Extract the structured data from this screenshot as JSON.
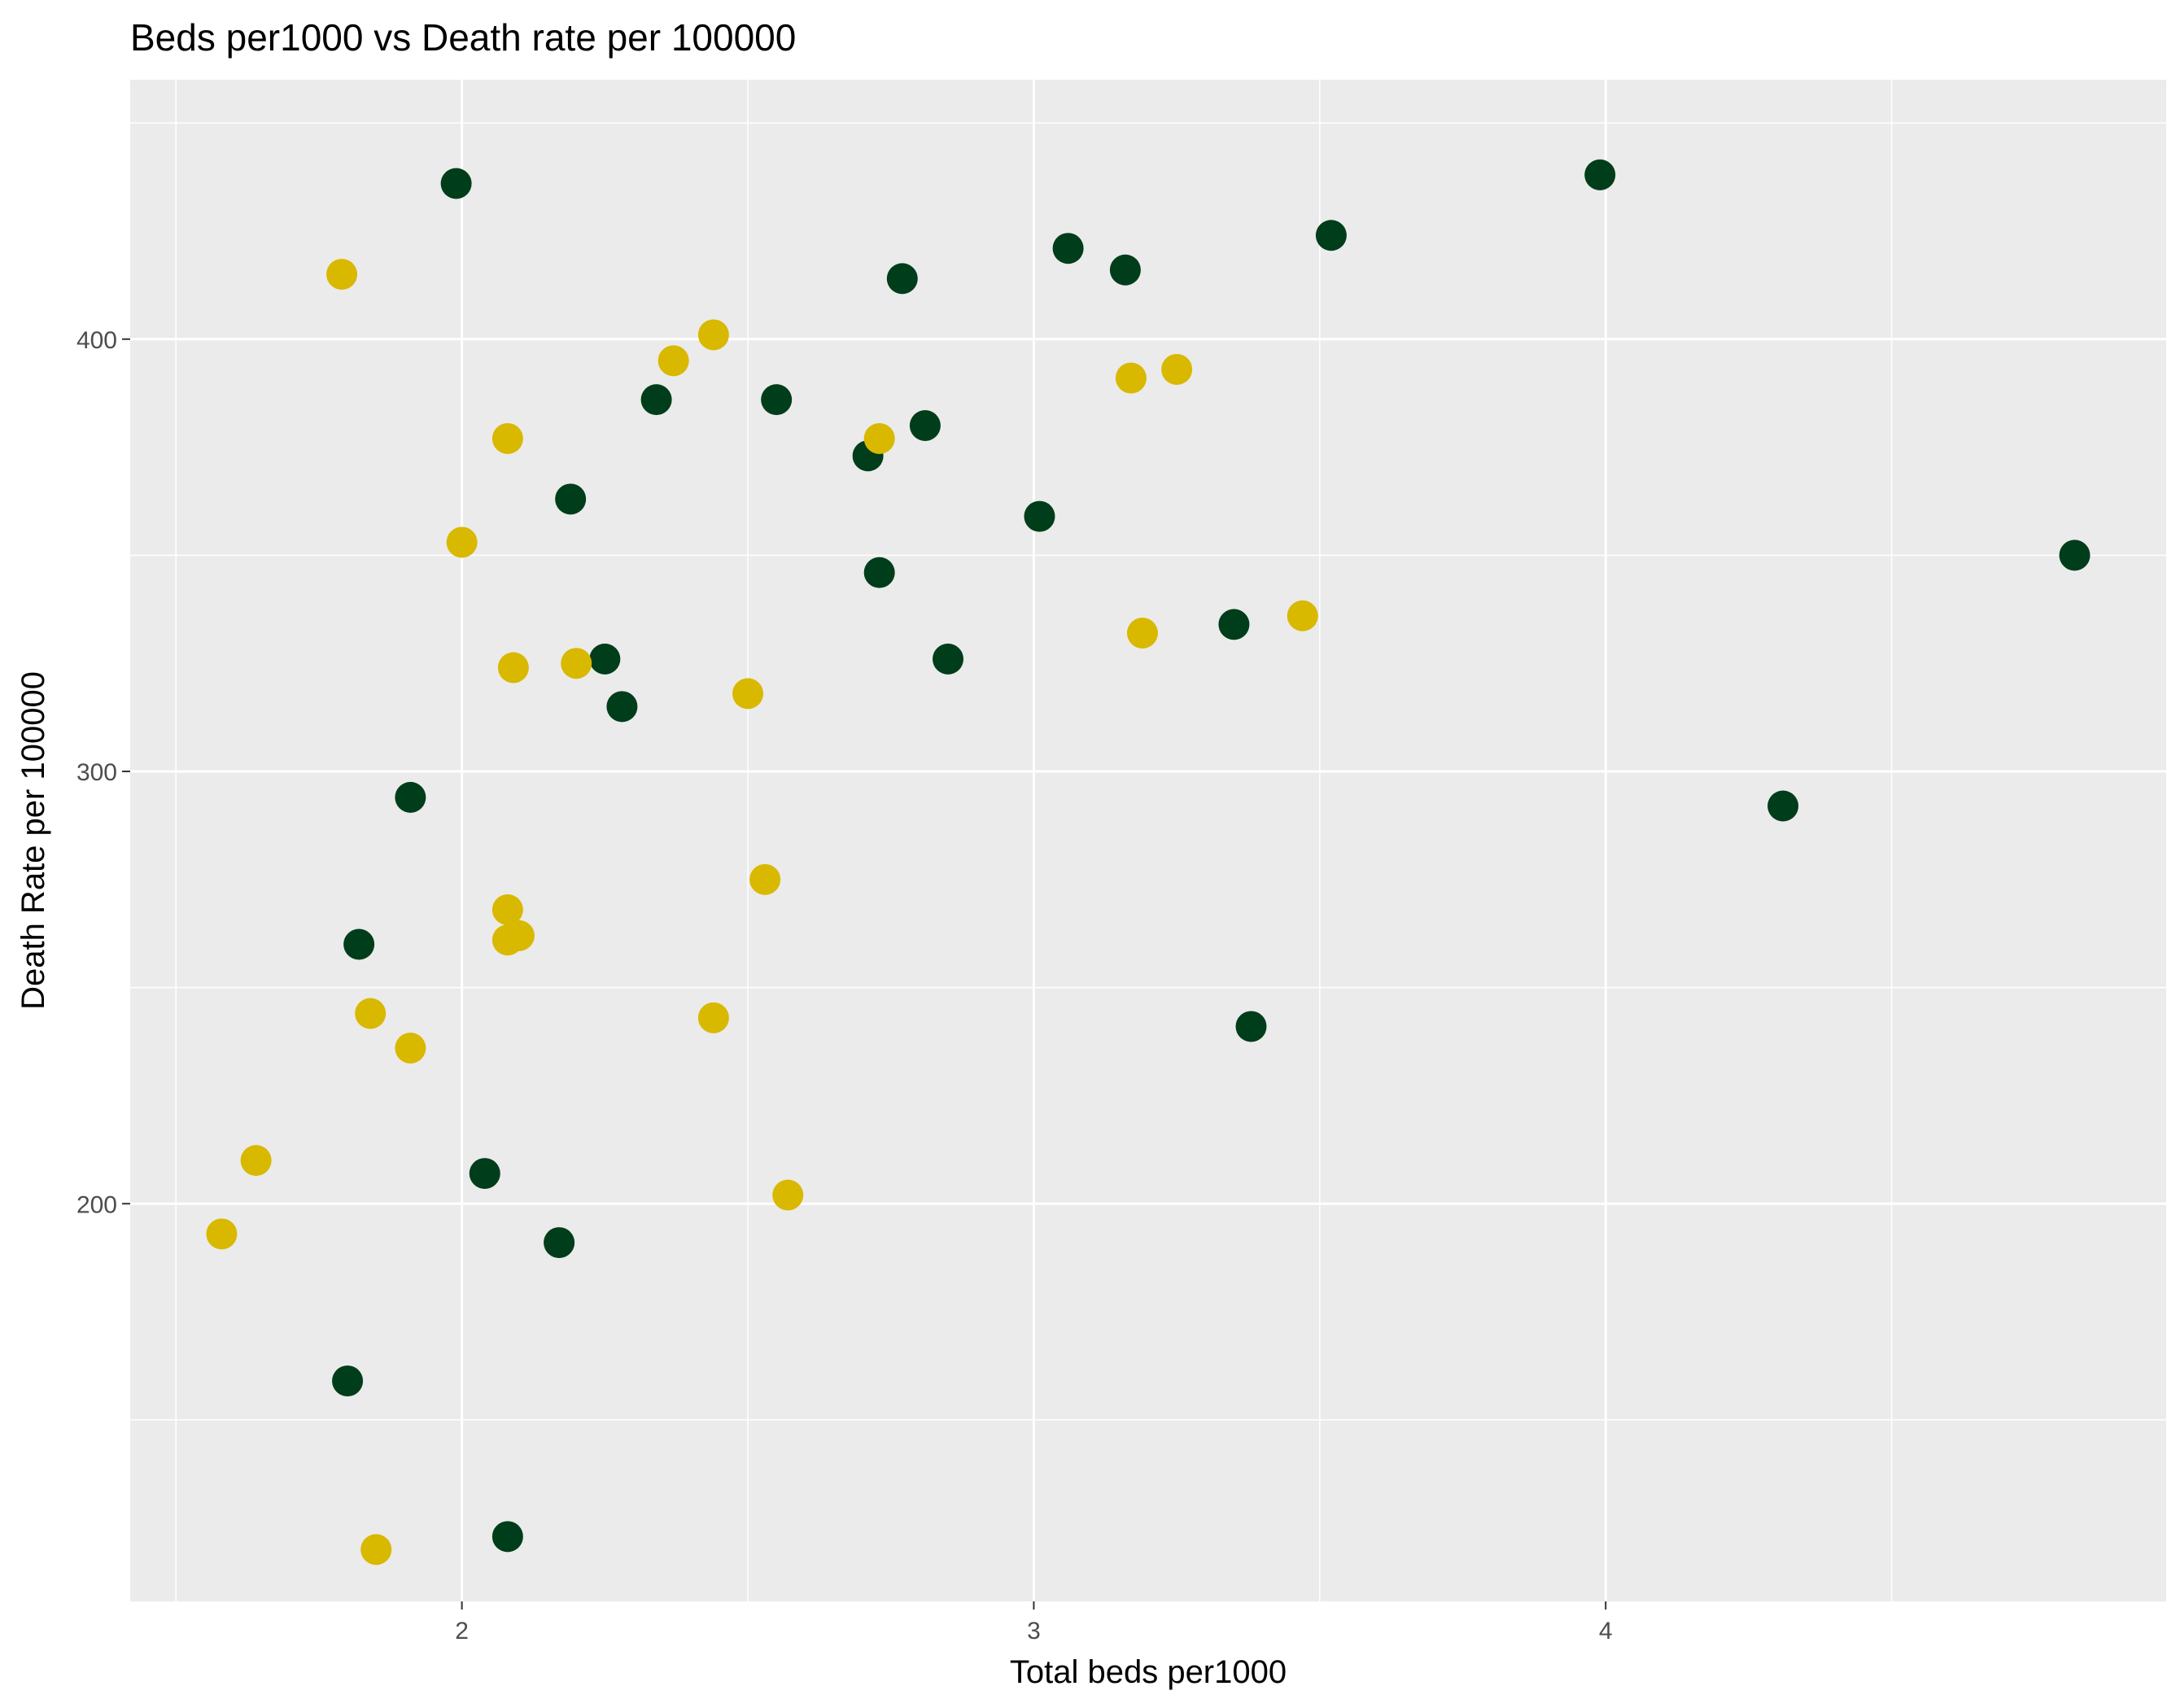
{
  "chart_data": {
    "type": "scatter",
    "title": "Beds per1000 vs Death rate per 100000",
    "xlabel": "Total beds per1000",
    "ylabel": "Death Rate per 100000",
    "xlim": [
      1.42,
      4.98
    ],
    "ylim": [
      108,
      460
    ],
    "x_ticks": [
      {
        "value": 2,
        "label": "2"
      },
      {
        "value": 3,
        "label": "3"
      },
      {
        "value": 4,
        "label": "4"
      }
    ],
    "x_minor": [
      1.5,
      2.5,
      3.5,
      4.5
    ],
    "y_ticks": [
      {
        "value": 200,
        "label": "200"
      },
      {
        "value": 300,
        "label": "300"
      },
      {
        "value": 400,
        "label": "400"
      }
    ],
    "y_minor": [
      150,
      250,
      350,
      450
    ],
    "grid": true,
    "legend": "none",
    "panel_color": "#EBEBEB",
    "gridline_color": "#FFFFFF",
    "series": [
      {
        "color": "#003D1A",
        "points": [
          {
            "x": 1.99,
            "y": 436
          },
          {
            "x": 3.99,
            "y": 438
          },
          {
            "x": 3.06,
            "y": 421
          },
          {
            "x": 3.52,
            "y": 424
          },
          {
            "x": 2.77,
            "y": 414
          },
          {
            "x": 3.16,
            "y": 416
          },
          {
            "x": 2.34,
            "y": 386
          },
          {
            "x": 2.55,
            "y": 386
          },
          {
            "x": 2.81,
            "y": 380
          },
          {
            "x": 2.71,
            "y": 373
          },
          {
            "x": 2.19,
            "y": 363
          },
          {
            "x": 3.01,
            "y": 359
          },
          {
            "x": 4.82,
            "y": 350
          },
          {
            "x": 2.73,
            "y": 346
          },
          {
            "x": 3.35,
            "y": 334
          },
          {
            "x": 2.25,
            "y": 326
          },
          {
            "x": 2.85,
            "y": 326
          },
          {
            "x": 2.28,
            "y": 315
          },
          {
            "x": 1.91,
            "y": 294
          },
          {
            "x": 4.31,
            "y": 292
          },
          {
            "x": 1.82,
            "y": 260
          },
          {
            "x": 3.38,
            "y": 241
          },
          {
            "x": 2.04,
            "y": 207
          },
          {
            "x": 2.17,
            "y": 191
          },
          {
            "x": 1.8,
            "y": 159
          },
          {
            "x": 2.08,
            "y": 123
          }
        ]
      },
      {
        "color": "#D9B800",
        "points": [
          {
            "x": 1.79,
            "y": 415
          },
          {
            "x": 2.44,
            "y": 401
          },
          {
            "x": 2.37,
            "y": 395
          },
          {
            "x": 3.25,
            "y": 393
          },
          {
            "x": 3.17,
            "y": 391
          },
          {
            "x": 2.08,
            "y": 377
          },
          {
            "x": 2.73,
            "y": 377
          },
          {
            "x": 2.0,
            "y": 353
          },
          {
            "x": 3.47,
            "y": 336
          },
          {
            "x": 3.19,
            "y": 332
          },
          {
            "x": 2.2,
            "y": 325
          },
          {
            "x": 2.09,
            "y": 324
          },
          {
            "x": 2.5,
            "y": 318
          },
          {
            "x": 2.53,
            "y": 275
          },
          {
            "x": 2.08,
            "y": 268
          },
          {
            "x": 2.1,
            "y": 262
          },
          {
            "x": 2.08,
            "y": 261
          },
          {
            "x": 1.84,
            "y": 244
          },
          {
            "x": 2.44,
            "y": 243
          },
          {
            "x": 1.91,
            "y": 236
          },
          {
            "x": 1.64,
            "y": 210
          },
          {
            "x": 2.57,
            "y": 202
          },
          {
            "x": 1.58,
            "y": 193
          },
          {
            "x": 1.85,
            "y": 120
          }
        ]
      }
    ]
  }
}
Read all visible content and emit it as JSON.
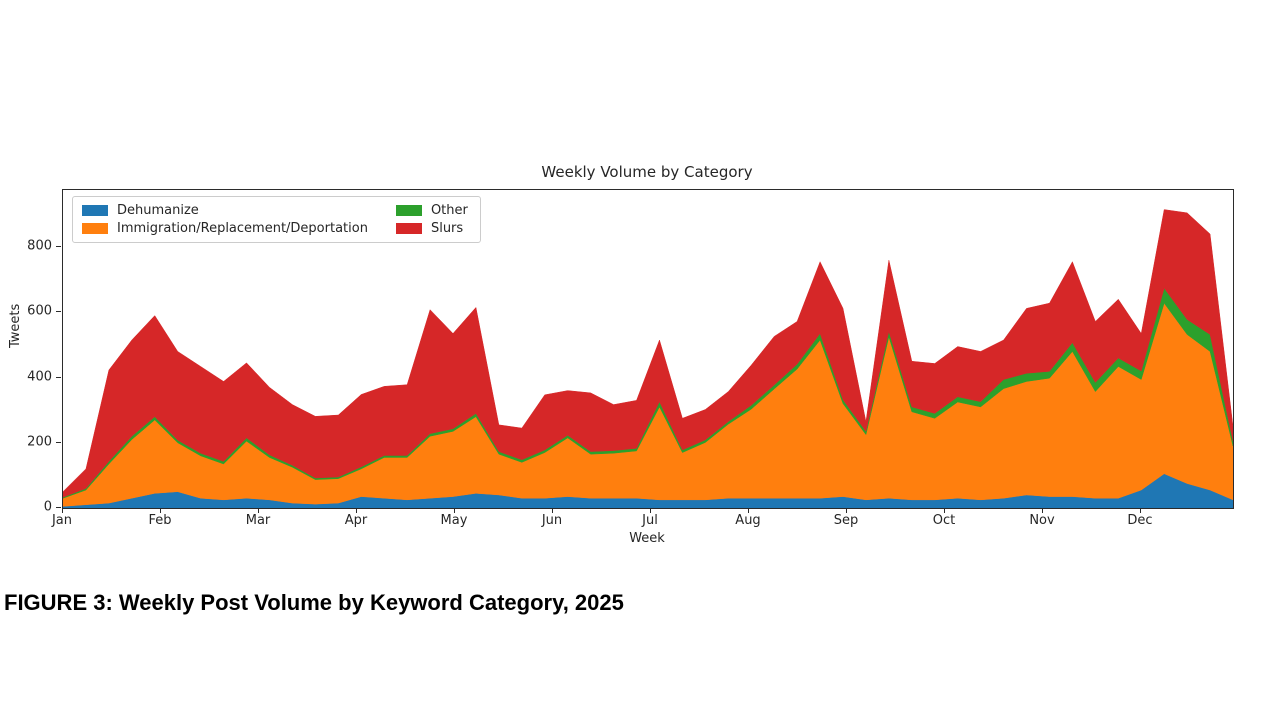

# [Task to carry out]
Pictures in the data above should not be copied; transcribe everything else exactly.

# [Full response]
Extract the structured data from this screenshot as JSON.
{
  "chart_data": {
    "type": "scatter",
    "title": "Beds per1000 vs Death rate per 100000",
    "xlabel": "Total beds per1000",
    "ylabel": "Death Rate per 100000",
    "xlim": [
      1.42,
      4.98
    ],
    "ylim": [
      108,
      460
    ],
    "x_ticks": [
      {
        "value": 2,
        "label": "2"
      },
      {
        "value": 3,
        "label": "3"
      },
      {
        "value": 4,
        "label": "4"
      }
    ],
    "x_minor": [
      1.5,
      2.5,
      3.5,
      4.5
    ],
    "y_ticks": [
      {
        "value": 200,
        "label": "200"
      },
      {
        "value": 300,
        "label": "300"
      },
      {
        "value": 400,
        "label": "400"
      }
    ],
    "y_minor": [
      150,
      250,
      350,
      450
    ],
    "grid": true,
    "legend": "none",
    "panel_color": "#EBEBEB",
    "gridline_color": "#FFFFFF",
    "series": [
      {
        "color": "#003D1A",
        "points": [
          {
            "x": 1.99,
            "y": 436
          },
          {
            "x": 3.99,
            "y": 438
          },
          {
            "x": 3.06,
            "y": 421
          },
          {
            "x": 3.52,
            "y": 424
          },
          {
            "x": 2.77,
            "y": 414
          },
          {
            "x": 3.16,
            "y": 416
          },
          {
            "x": 2.34,
            "y": 386
          },
          {
            "x": 2.55,
            "y": 386
          },
          {
            "x": 2.81,
            "y": 380
          },
          {
            "x": 2.71,
            "y": 373
          },
          {
            "x": 2.19,
            "y": 363
          },
          {
            "x": 3.01,
            "y": 359
          },
          {
            "x": 4.82,
            "y": 350
          },
          {
            "x": 2.73,
            "y": 346
          },
          {
            "x": 3.35,
            "y": 334
          },
          {
            "x": 2.25,
            "y": 326
          },
          {
            "x": 2.85,
            "y": 326
          },
          {
            "x": 2.28,
            "y": 315
          },
          {
            "x": 1.91,
            "y": 294
          },
          {
            "x": 4.31,
            "y": 292
          },
          {
            "x": 1.82,
            "y": 260
          },
          {
            "x": 3.38,
            "y": 241
          },
          {
            "x": 2.04,
            "y": 207
          },
          {
            "x": 2.17,
            "y": 191
          },
          {
            "x": 1.8,
            "y": 159
          },
          {
            "x": 2.08,
            "y": 123
          }
        ]
      },
      {
        "color": "#D9B800",
        "points": [
          {
            "x": 1.79,
            "y": 415
          },
          {
            "x": 2.44,
            "y": 401
          },
          {
            "x": 2.37,
            "y": 395
          },
          {
            "x": 3.25,
            "y": 393
          },
          {
            "x": 3.17,
            "y": 391
          },
          {
            "x": 2.08,
            "y": 377
          },
          {
            "x": 2.73,
            "y": 377
          },
          {
            "x": 2.0,
            "y": 353
          },
          {
            "x": 3.47,
            "y": 336
          },
          {
            "x": 3.19,
            "y": 332
          },
          {
            "x": 2.2,
            "y": 325
          },
          {
            "x": 2.09,
            "y": 324
          },
          {
            "x": 2.5,
            "y": 318
          },
          {
            "x": 2.53,
            "y": 275
          },
          {
            "x": 2.08,
            "y": 268
          },
          {
            "x": 2.1,
            "y": 262
          },
          {
            "x": 2.08,
            "y": 261
          },
          {
            "x": 1.84,
            "y": 244
          },
          {
            "x": 2.44,
            "y": 243
          },
          {
            "x": 1.91,
            "y": 236
          },
          {
            "x": 1.64,
            "y": 210
          },
          {
            "x": 2.57,
            "y": 202
          },
          {
            "x": 1.58,
            "y": 193
          },
          {
            "x": 1.85,
            "y": 120
          }
        ]
      }
    ]
  }
}
Read all visible content and emit it as JSON.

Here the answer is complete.